Structured figure records:
┌────────

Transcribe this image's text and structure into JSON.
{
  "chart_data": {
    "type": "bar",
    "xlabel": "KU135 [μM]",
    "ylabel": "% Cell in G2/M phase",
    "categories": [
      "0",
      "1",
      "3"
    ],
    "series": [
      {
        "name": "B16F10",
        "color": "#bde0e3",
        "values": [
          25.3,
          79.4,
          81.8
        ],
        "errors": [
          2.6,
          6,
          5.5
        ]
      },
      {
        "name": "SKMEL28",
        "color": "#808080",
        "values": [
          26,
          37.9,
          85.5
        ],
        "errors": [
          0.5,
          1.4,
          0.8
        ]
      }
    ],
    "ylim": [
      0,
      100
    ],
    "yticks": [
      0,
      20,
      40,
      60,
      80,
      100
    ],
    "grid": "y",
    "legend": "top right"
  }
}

└────────

PROBLEM STATEMENT
Every entry needs to be retyped exactly.

EXERCISE ANSWER
Transcribe this image's text and structure into JSON.
{
  "chart_data": {
    "type": "bar",
    "xlabel": "KU135 [μM]",
    "ylabel": "% Cell in G2/M phase",
    "categories": [
      "0",
      "1",
      "3"
    ],
    "series": [
      {
        "name": "B16F10",
        "color": "#bde0e3",
        "values": [
          25.3,
          79.4,
          81.8
        ],
        "errors": [
          2.6,
          6,
          5.5
        ]
      },
      {
        "name": "SKMEL28",
        "color": "#808080",
        "values": [
          26,
          37.9,
          85.5
        ],
        "errors": [
          0.5,
          1.4,
          0.8
        ]
      }
    ],
    "ylim": [
      0,
      100
    ],
    "yticks": [
      0,
      20,
      40,
      60,
      80,
      100
    ],
    "grid": "y",
    "legend": "top right"
  }
}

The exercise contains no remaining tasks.